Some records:
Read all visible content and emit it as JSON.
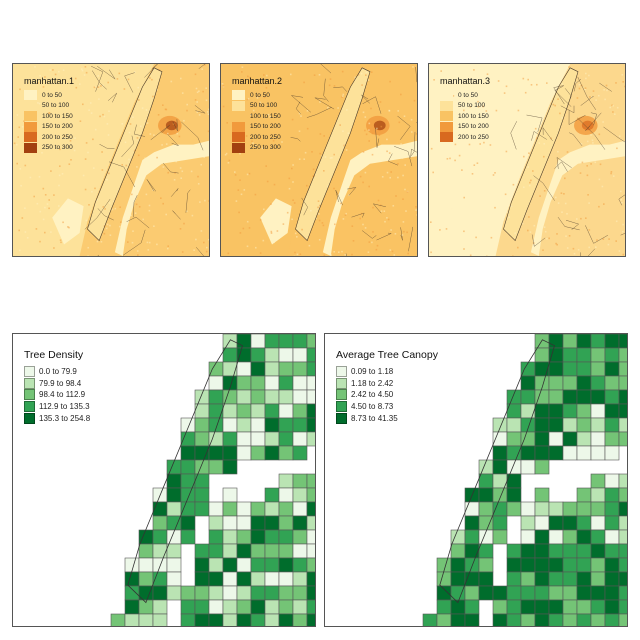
{
  "raster_maps": [
    {
      "title": "manhattan.1",
      "legend": [
        {
          "label": "0 to 50",
          "color": "#fff2c2"
        },
        {
          "label": "50 to 100",
          "color": "#fde29a"
        },
        {
          "label": "100 to 150",
          "color": "#f9c363"
        },
        {
          "label": "150 to 200",
          "color": "#f19a3c"
        },
        {
          "label": "200 to 250",
          "color": "#d8691f"
        },
        {
          "label": "250 to 300",
          "color": "#a24010"
        }
      ]
    },
    {
      "title": "manhattan.2",
      "legend": [
        {
          "label": "0 to 50",
          "color": "#fff2c2"
        },
        {
          "label": "50 to 100",
          "color": "#fde29a"
        },
        {
          "label": "100 to 150",
          "color": "#f9c363"
        },
        {
          "label": "150 to 200",
          "color": "#f19a3c"
        },
        {
          "label": "200 to 250",
          "color": "#d8691f"
        },
        {
          "label": "250 to 300",
          "color": "#a24010"
        }
      ]
    },
    {
      "title": "manhattan.3",
      "legend": [
        {
          "label": "0 to 50",
          "color": "#fff2c2"
        },
        {
          "label": "50 to 100",
          "color": "#fde29a"
        },
        {
          "label": "100 to 150",
          "color": "#f9c363"
        },
        {
          "label": "150 to 200",
          "color": "#f19a3c"
        },
        {
          "label": "200 to 250",
          "color": "#d8691f"
        }
      ]
    }
  ],
  "choropleth_maps": [
    {
      "title": "Tree Density",
      "legend": [
        {
          "label": "0.0 to 79.9",
          "color": "#edf8e9"
        },
        {
          "label": "79.9 to 98.4",
          "color": "#bae4b3"
        },
        {
          "label": "98.4 to 112.9",
          "color": "#74c476"
        },
        {
          "label": "112.9 to 135.3",
          "color": "#31a354"
        },
        {
          "label": "135.3 to 254.8",
          "color": "#006d2c"
        }
      ]
    },
    {
      "title": "Average Tree Canopy",
      "legend": [
        {
          "label": "0.09 to 1.18",
          "color": "#edf8e9"
        },
        {
          "label": "1.18 to 2.42",
          "color": "#bae4b3"
        },
        {
          "label": "2.42 to 4.50",
          "color": "#74c476"
        },
        {
          "label": "4.50 to 8.73",
          "color": "#31a354"
        },
        {
          "label": "8.73 to 41.35",
          "color": "#006d2c"
        }
      ]
    }
  ]
}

### TASK DETAILS:
In your copy, leave out the pictures and reproduce the material above exactly.

### COMPLETED EXERCISE:
Read all visible content and emit it as JSON.
{
  "raster_maps": [
    {
      "title": "manhattan.1",
      "legend": [
        {
          "label": "0 to 50",
          "color": "#fff2c2"
        },
        {
          "label": "50 to 100",
          "color": "#fde29a"
        },
        {
          "label": "100 to 150",
          "color": "#f9c363"
        },
        {
          "label": "150 to 200",
          "color": "#f19a3c"
        },
        {
          "label": "200 to 250",
          "color": "#d8691f"
        },
        {
          "label": "250 to 300",
          "color": "#a24010"
        }
      ]
    },
    {
      "title": "manhattan.2",
      "legend": [
        {
          "label": "0 to 50",
          "color": "#fff2c2"
        },
        {
          "label": "50 to 100",
          "color": "#fde29a"
        },
        {
          "label": "100 to 150",
          "color": "#f9c363"
        },
        {
          "label": "150 to 200",
          "color": "#f19a3c"
        },
        {
          "label": "200 to 250",
          "color": "#d8691f"
        },
        {
          "label": "250 to 300",
          "color": "#a24010"
        }
      ]
    },
    {
      "title": "manhattan.3",
      "legend": [
        {
          "label": "0 to 50",
          "color": "#fff2c2"
        },
        {
          "label": "50 to 100",
          "color": "#fde29a"
        },
        {
          "label": "100 to 150",
          "color": "#f9c363"
        },
        {
          "label": "150 to 200",
          "color": "#f19a3c"
        },
        {
          "label": "200 to 250",
          "color": "#d8691f"
        }
      ]
    }
  ],
  "choropleth_maps": [
    {
      "title": "Tree Density",
      "legend": [
        {
          "label": "0.0 to 79.9",
          "color": "#edf8e9"
        },
        {
          "label": "79.9 to 98.4",
          "color": "#bae4b3"
        },
        {
          "label": "98.4 to 112.9",
          "color": "#74c476"
        },
        {
          "label": "112.9 to 135.3",
          "color": "#31a354"
        },
        {
          "label": "135.3 to 254.8",
          "color": "#006d2c"
        }
      ]
    },
    {
      "title": "Average Tree Canopy",
      "legend": [
        {
          "label": "0.09 to 1.18",
          "color": "#edf8e9"
        },
        {
          "label": "1.18 to 2.42",
          "color": "#bae4b3"
        },
        {
          "label": "2.42 to 4.50",
          "color": "#74c476"
        },
        {
          "label": "4.50 to 8.73",
          "color": "#31a354"
        },
        {
          "label": "8.73 to 41.35",
          "color": "#006d2c"
        }
      ]
    }
  ]
}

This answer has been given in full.